* start Extracted information *

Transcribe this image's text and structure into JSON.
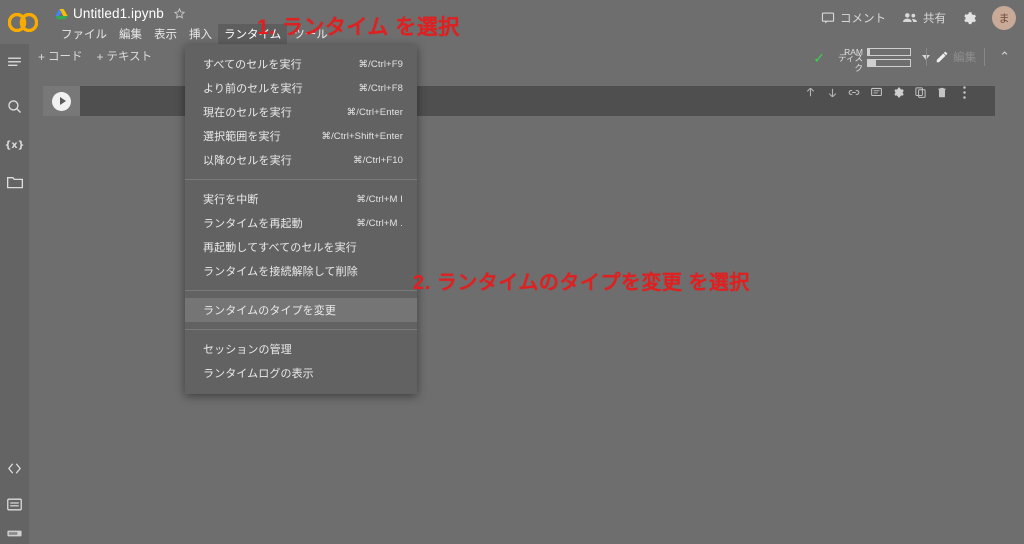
{
  "header": {
    "logo_name": "colab-logo",
    "drive_icon": "drive-icon",
    "doc_title": "Untitled1.ipynb",
    "star_icon": "star-icon",
    "menus": [
      {
        "label": "ファイル",
        "active": false
      },
      {
        "label": "編集",
        "active": false
      },
      {
        "label": "表示",
        "active": false
      },
      {
        "label": "挿入",
        "active": false
      },
      {
        "label": "ランタイム",
        "active": true
      },
      {
        "label": "ツール",
        "active": false
      }
    ],
    "comment_label": "コメント",
    "comment_icon": "comment-icon",
    "share_label": "共有",
    "share_icon": "people-icon",
    "settings_icon": "gear-icon",
    "avatar_initial": "ま"
  },
  "subbar": {
    "add_code_label": "コード",
    "add_text_label": "テキスト",
    "plus": "+",
    "connected_check": "✓",
    "ram_label": "RAM",
    "disk_label": "ディスク",
    "ram_fill_pct": "4%",
    "disk_fill_pct": "18%",
    "edit_label": "編集",
    "pencil_icon": "pencil-icon",
    "chevron_up_icon": "chevron-up-icon",
    "caret_down_icon": "caret-down-icon"
  },
  "rail": {
    "items": [
      {
        "name": "toc-icon"
      },
      {
        "name": "search-icon"
      },
      {
        "name": "variables-icon"
      },
      {
        "name": "files-folder-icon"
      }
    ],
    "bottom_items": [
      {
        "name": "code-snippets-icon"
      },
      {
        "name": "terminal-icon"
      },
      {
        "name": "command-palette-icon"
      }
    ]
  },
  "notebook": {
    "cell": {
      "run_button_icon": "run-play-icon",
      "toolbar_icons": [
        {
          "name": "move-cell-up-icon"
        },
        {
          "name": "move-cell-down-icon"
        },
        {
          "name": "link-to-cell-icon"
        },
        {
          "name": "add-comment-icon"
        },
        {
          "name": "cell-settings-icon"
        },
        {
          "name": "copy-cell-icon"
        },
        {
          "name": "delete-cell-icon"
        },
        {
          "name": "more-options-icon"
        }
      ]
    }
  },
  "runtime_menu": {
    "groups": [
      {
        "items": [
          {
            "label": "すべてのセルを実行",
            "shortcut": "⌘/Ctrl+F9",
            "highlight": false
          },
          {
            "label": "より前のセルを実行",
            "shortcut": "⌘/Ctrl+F8",
            "highlight": false
          },
          {
            "label": "現在のセルを実行",
            "shortcut": "⌘/Ctrl+Enter",
            "highlight": false
          },
          {
            "label": "選択範囲を実行",
            "shortcut": "⌘/Ctrl+Shift+Enter",
            "highlight": false
          },
          {
            "label": "以降のセルを実行",
            "shortcut": "⌘/Ctrl+F10",
            "highlight": false
          }
        ]
      },
      {
        "items": [
          {
            "label": "実行を中断",
            "shortcut": "⌘/Ctrl+M I",
            "highlight": false
          },
          {
            "label": "ランタイムを再起動",
            "shortcut": "⌘/Ctrl+M .",
            "highlight": false
          },
          {
            "label": "再起動してすべてのセルを実行",
            "shortcut": "",
            "highlight": false
          },
          {
            "label": "ランタイムを接続解除して削除",
            "shortcut": "",
            "highlight": false
          }
        ]
      },
      {
        "items": [
          {
            "label": "ランタイムのタイプを変更",
            "shortcut": "",
            "highlight": true
          }
        ]
      },
      {
        "items": [
          {
            "label": "セッションの管理",
            "shortcut": "",
            "highlight": false
          },
          {
            "label": "ランタイムログの表示",
            "shortcut": "",
            "highlight": false
          }
        ]
      }
    ]
  },
  "annotations": [
    {
      "text": "1. ランタイム を選択",
      "color": "#e02020"
    },
    {
      "text": "2. ランタイムのタイプを変更 を選択",
      "color": "#e02020"
    }
  ]
}
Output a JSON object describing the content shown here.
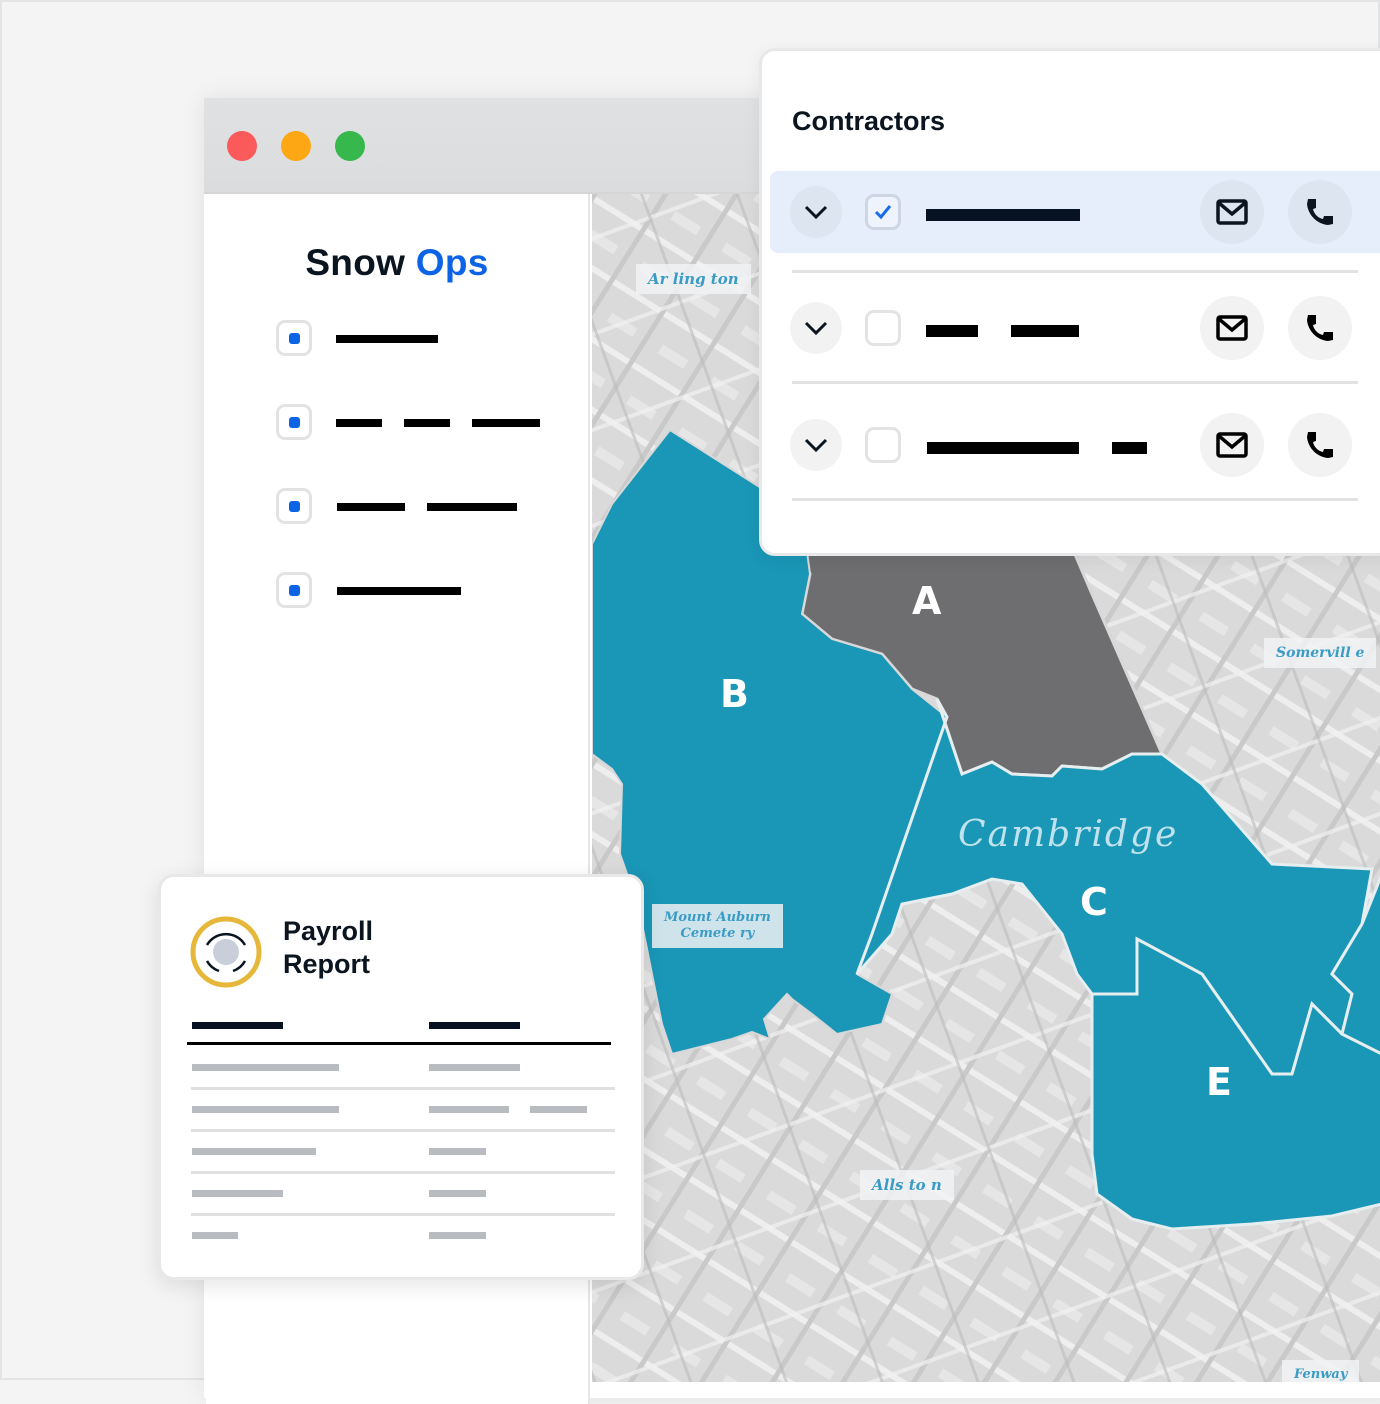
{
  "window": {
    "controls": [
      "close",
      "minimize",
      "maximize"
    ],
    "colors": {
      "close": "#fb5a5a",
      "minimize": "#fca713",
      "maximize": "#37b84c"
    }
  },
  "sidebar": {
    "brand_primary": "Snow",
    "brand_accent": "Ops",
    "accent_color": "#0c63e6",
    "items": [
      {
        "checked": true,
        "label_placeholder": "redacted"
      },
      {
        "checked": true,
        "label_placeholder": "redacted"
      },
      {
        "checked": true,
        "label_placeholder": "redacted"
      },
      {
        "checked": true,
        "label_placeholder": "redacted"
      }
    ]
  },
  "map": {
    "place_labels": {
      "arlington": "Ar ling ton",
      "somerville": "Somervill  e",
      "mount_auburn_1": "Mount  Auburn",
      "mount_auburn_2": "Cemete ry",
      "allston": "Alls to n",
      "fenway": "Fenway"
    },
    "city_label": "Cambridge",
    "zones": [
      {
        "id": "A",
        "label": "A",
        "color": "#6e6e70"
      },
      {
        "id": "B",
        "label": "B",
        "color": "#1a96b6"
      },
      {
        "id": "C",
        "label": "C",
        "color": "#1a96b6"
      },
      {
        "id": "E",
        "label": "E",
        "color": "#1a96b6"
      }
    ]
  },
  "contractors": {
    "title": "Contractors",
    "rows": [
      {
        "selected": true,
        "checked": true,
        "name_placeholder": "redacted"
      },
      {
        "selected": false,
        "checked": false,
        "name_placeholder": "redacted"
      },
      {
        "selected": false,
        "checked": false,
        "name_placeholder": "redacted"
      }
    ],
    "actions": [
      "email",
      "call"
    ]
  },
  "payroll": {
    "title_line1": "Payroll",
    "title_line2": "Report",
    "rows": 5,
    "columns": 2
  }
}
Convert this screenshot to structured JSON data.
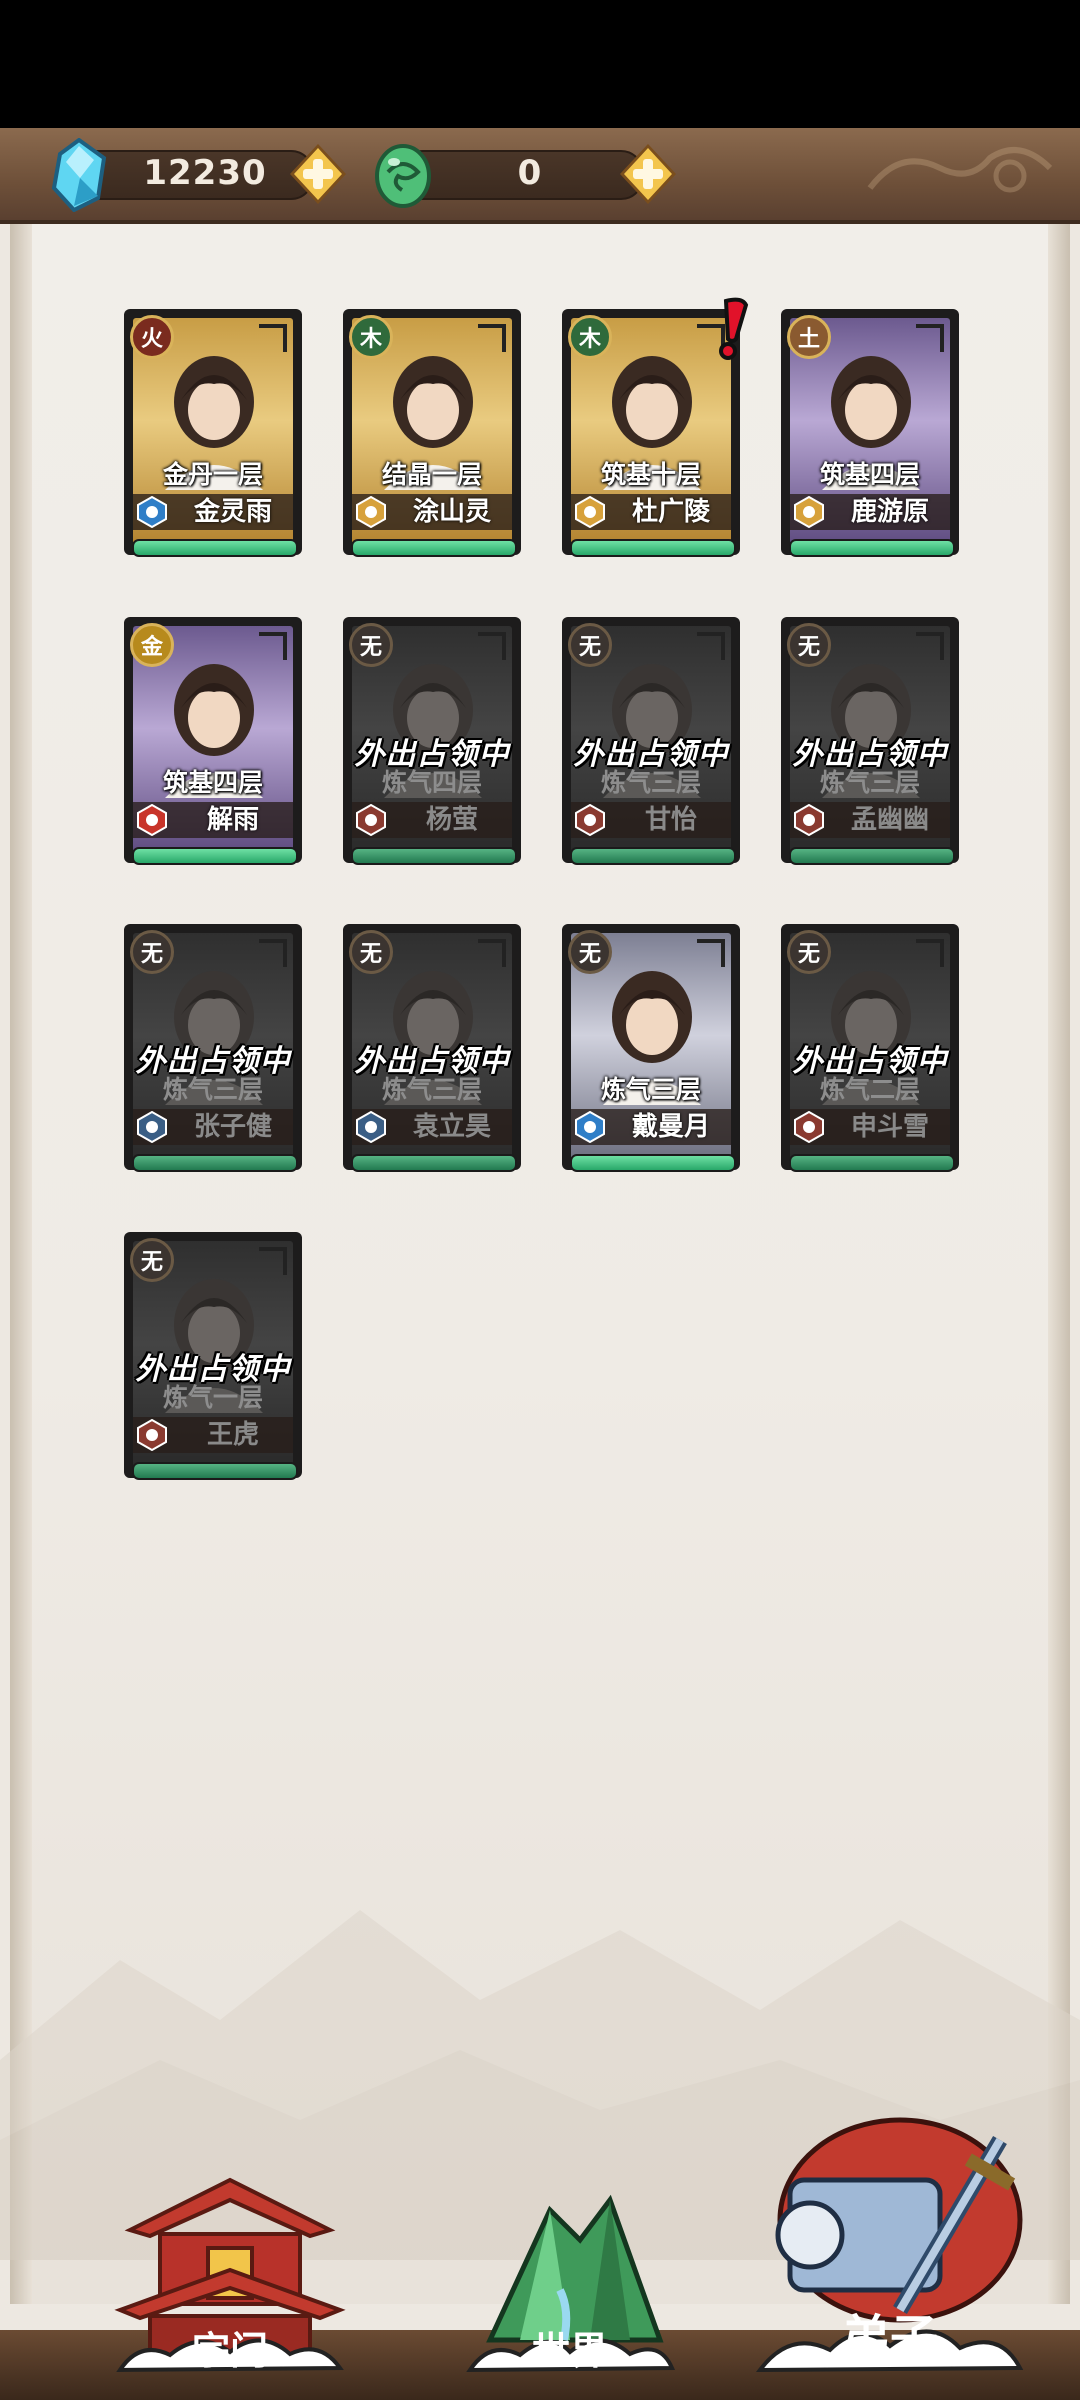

* end Extracted information *

Leave the pictures out and print the records above exactly as they stand.

# Full solution:
Transcribe this image's text and structure into JSON.
{
  "header": {
    "logo_name": "colab-logo",
    "drive_icon": "drive-icon",
    "doc_title": "Untitled1.ipynb",
    "star_icon": "star-icon",
    "menus": [
      {
        "label": "ファイル",
        "active": false
      },
      {
        "label": "編集",
        "active": false
      },
      {
        "label": "表示",
        "active": false
      },
      {
        "label": "挿入",
        "active": false
      },
      {
        "label": "ランタイム",
        "active": true
      },
      {
        "label": "ツール",
        "active": false
      }
    ],
    "comment_label": "コメント",
    "comment_icon": "comment-icon",
    "share_label": "共有",
    "share_icon": "people-icon",
    "settings_icon": "gear-icon",
    "avatar_initial": "ま"
  },
  "subbar": {
    "add_code_label": "コード",
    "add_text_label": "テキスト",
    "plus": "+",
    "connected_check": "✓",
    "ram_label": "RAM",
    "disk_label": "ディスク",
    "ram_fill_pct": "4%",
    "disk_fill_pct": "18%",
    "edit_label": "編集",
    "pencil_icon": "pencil-icon",
    "chevron_up_icon": "chevron-up-icon",
    "caret_down_icon": "caret-down-icon"
  },
  "rail": {
    "items": [
      {
        "name": "toc-icon"
      },
      {
        "name": "search-icon"
      },
      {
        "name": "variables-icon"
      },
      {
        "name": "files-folder-icon"
      }
    ],
    "bottom_items": [
      {
        "name": "code-snippets-icon"
      },
      {
        "name": "terminal-icon"
      },
      {
        "name": "command-palette-icon"
      }
    ]
  },
  "notebook": {
    "cell": {
      "run_button_icon": "run-play-icon",
      "toolbar_icons": [
        {
          "name": "move-cell-up-icon"
        },
        {
          "name": "move-cell-down-icon"
        },
        {
          "name": "link-to-cell-icon"
        },
        {
          "name": "add-comment-icon"
        },
        {
          "name": "cell-settings-icon"
        },
        {
          "name": "copy-cell-icon"
        },
        {
          "name": "delete-cell-icon"
        },
        {
          "name": "more-options-icon"
        }
      ]
    }
  },
  "runtime_menu": {
    "groups": [
      {
        "items": [
          {
            "label": "すべてのセルを実行",
            "shortcut": "⌘/Ctrl+F9",
            "highlight": false
          },
          {
            "label": "より前のセルを実行",
            "shortcut": "⌘/Ctrl+F8",
            "highlight": false
          },
          {
            "label": "現在のセルを実行",
            "shortcut": "⌘/Ctrl+Enter",
            "highlight": false
          },
          {
            "label": "選択範囲を実行",
            "shortcut": "⌘/Ctrl+Shift+Enter",
            "highlight": false
          },
          {
            "label": "以降のセルを実行",
            "shortcut": "⌘/Ctrl+F10",
            "highlight": false
          }
        ]
      },
      {
        "items": [
          {
            "label": "実行を中断",
            "shortcut": "⌘/Ctrl+M I",
            "highlight": false
          },
          {
            "label": "ランタイムを再起動",
            "shortcut": "⌘/Ctrl+M .",
            "highlight": false
          },
          {
            "label": "再起動してすべてのセルを実行",
            "shortcut": "",
            "highlight": false
          },
          {
            "label": "ランタイムを接続解除して削除",
            "shortcut": "",
            "highlight": false
          }
        ]
      },
      {
        "items": [
          {
            "label": "ランタイムのタイプを変更",
            "shortcut": "",
            "highlight": true
          }
        ]
      },
      {
        "items": [
          {
            "label": "セッションの管理",
            "shortcut": "",
            "highlight": false
          },
          {
            "label": "ランタイムログの表示",
            "shortcut": "",
            "highlight": false
          }
        ]
      }
    ]
  },
  "annotations": [
    {
      "text": "1. ランタイム を選択",
      "color": "#e02020"
    },
    {
      "text": "2. ランタイムのタイプを変更 を選択",
      "color": "#e02020"
    }
  ]
}
Output a JSON object describing the content shown here.
{
  "window": {
    "controls": [
      "close",
      "minimize",
      "maximize"
    ],
    "colors": {
      "close": "#fb5a5a",
      "minimize": "#fca713",
      "maximize": "#37b84c"
    }
  },
  "sidebar": {
    "brand_primary": "Snow",
    "brand_accent": "Ops",
    "accent_color": "#0c63e6",
    "items": [
      {
        "checked": true,
        "label_placeholder": "redacted"
      },
      {
        "checked": true,
        "label_placeholder": "redacted"
      },
      {
        "checked": true,
        "label_placeholder": "redacted"
      },
      {
        "checked": true,
        "label_placeholder": "redacted"
      }
    ]
  },
  "map": {
    "place_labels": {
      "arlington": "Ar ling ton",
      "somerville": "Somervill  e",
      "mount_auburn_1": "Mount  Auburn",
      "mount_auburn_2": "Cemete ry",
      "allston": "Alls to n",
      "fenway": "Fenway"
    },
    "city_label": "Cambridge",
    "zones": [
      {
        "id": "A",
        "label": "A",
        "color": "#6e6e70"
      },
      {
        "id": "B",
        "label": "B",
        "color": "#1a96b6"
      },
      {
        "id": "C",
        "label": "C",
        "color": "#1a96b6"
      },
      {
        "id": "E",
        "label": "E",
        "color": "#1a96b6"
      }
    ]
  },
  "contractors": {
    "title": "Contractors",
    "rows": [
      {
        "selected": true,
        "checked": true,
        "name_placeholder": "redacted"
      },
      {
        "selected": false,
        "checked": false,
        "name_placeholder": "redacted"
      },
      {
        "selected": false,
        "checked": false,
        "name_placeholder": "redacted"
      }
    ],
    "actions": [
      "email",
      "call"
    ]
  },
  "payroll": {
    "title_line1": "Payroll",
    "title_line2": "Report",
    "rows": 5,
    "columns": 2
  }
}
Convert this screenshot to structured JSON data.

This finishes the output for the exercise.